What you have to do » Write out the whole listing, matching it exactly.

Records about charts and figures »
···

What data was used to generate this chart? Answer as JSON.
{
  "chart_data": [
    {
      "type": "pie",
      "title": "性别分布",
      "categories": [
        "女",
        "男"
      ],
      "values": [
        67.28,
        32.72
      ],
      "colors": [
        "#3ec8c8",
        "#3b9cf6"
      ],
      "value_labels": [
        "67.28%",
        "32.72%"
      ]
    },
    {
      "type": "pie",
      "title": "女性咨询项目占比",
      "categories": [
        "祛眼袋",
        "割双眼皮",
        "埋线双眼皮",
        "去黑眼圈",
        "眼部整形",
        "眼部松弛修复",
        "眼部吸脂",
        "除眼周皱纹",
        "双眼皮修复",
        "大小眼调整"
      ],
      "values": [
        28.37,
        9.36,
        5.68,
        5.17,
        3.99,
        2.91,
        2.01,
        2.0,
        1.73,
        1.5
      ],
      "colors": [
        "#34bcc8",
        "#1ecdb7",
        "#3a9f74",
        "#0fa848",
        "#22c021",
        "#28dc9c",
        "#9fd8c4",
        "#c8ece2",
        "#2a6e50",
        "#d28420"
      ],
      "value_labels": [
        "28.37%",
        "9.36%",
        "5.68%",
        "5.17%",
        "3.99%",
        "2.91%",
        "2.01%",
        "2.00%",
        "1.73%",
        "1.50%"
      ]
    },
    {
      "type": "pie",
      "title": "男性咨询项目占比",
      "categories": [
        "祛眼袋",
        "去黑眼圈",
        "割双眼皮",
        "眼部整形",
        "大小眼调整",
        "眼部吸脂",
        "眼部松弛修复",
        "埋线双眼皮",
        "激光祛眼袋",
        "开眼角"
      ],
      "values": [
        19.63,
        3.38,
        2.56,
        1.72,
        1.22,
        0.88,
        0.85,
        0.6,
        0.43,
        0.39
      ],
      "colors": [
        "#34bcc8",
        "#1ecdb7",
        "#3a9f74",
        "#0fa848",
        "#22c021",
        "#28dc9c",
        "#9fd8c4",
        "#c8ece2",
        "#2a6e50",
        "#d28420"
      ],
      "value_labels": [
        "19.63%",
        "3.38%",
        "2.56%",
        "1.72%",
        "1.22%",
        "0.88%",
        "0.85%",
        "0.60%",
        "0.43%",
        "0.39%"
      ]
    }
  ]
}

···

The completed task »
What data was used to generate this chart? Answer as JSON.
{
  "chart_data": [
    {
      "type": "pie",
      "title": "性别分布",
      "categories": [
        "女",
        "男"
      ],
      "values": [
        67.28,
        32.72
      ],
      "colors": [
        "#3ec8c8",
        "#3b9cf6"
      ],
      "value_labels": [
        "67.28%",
        "32.72%"
      ]
    },
    {
      "type": "pie",
      "title": "女性咨询项目占比",
      "categories": [
        "祛眼袋",
        "割双眼皮",
        "埋线双眼皮",
        "去黑眼圈",
        "眼部整形",
        "眼部松弛修复",
        "眼部吸脂",
        "除眼周皱纹",
        "双眼皮修复",
        "大小眼调整"
      ],
      "values": [
        28.37,
        9.36,
        5.68,
        5.17,
        3.99,
        2.91,
        2.01,
        2.0,
        1.73,
        1.5
      ],
      "colors": [
        "#34bcc8",
        "#1ecdb7",
        "#3a9f74",
        "#0fa848",
        "#22c021",
        "#28dc9c",
        "#9fd8c4",
        "#c8ece2",
        "#2a6e50",
        "#d28420"
      ],
      "value_labels": [
        "28.37%",
        "9.36%",
        "5.68%",
        "5.17%",
        "3.99%",
        "2.91%",
        "2.01%",
        "2.00%",
        "1.73%",
        "1.50%"
      ]
    },
    {
      "type": "pie",
      "title": "男性咨询项目占比",
      "categories": [
        "祛眼袋",
        "去黑眼圈",
        "割双眼皮",
        "眼部整形",
        "大小眼调整",
        "眼部吸脂",
        "眼部松弛修复",
        "埋线双眼皮",
        "激光祛眼袋",
        "开眼角"
      ],
      "values": [
        19.63,
        3.38,
        2.56,
        1.72,
        1.22,
        0.88,
        0.85,
        0.6,
        0.43,
        0.39
      ],
      "colors": [
        "#34bcc8",
        "#1ecdb7",
        "#3a9f74",
        "#0fa848",
        "#22c021",
        "#28dc9c",
        "#9fd8c4",
        "#c8ece2",
        "#2a6e50",
        "#d28420"
      ],
      "value_labels": [
        "19.63%",
        "3.38%",
        "2.56%",
        "1.72%",
        "1.22%",
        "0.88%",
        "0.85%",
        "0.60%",
        "0.43%",
        "0.39%"
      ]
    }
  ]
}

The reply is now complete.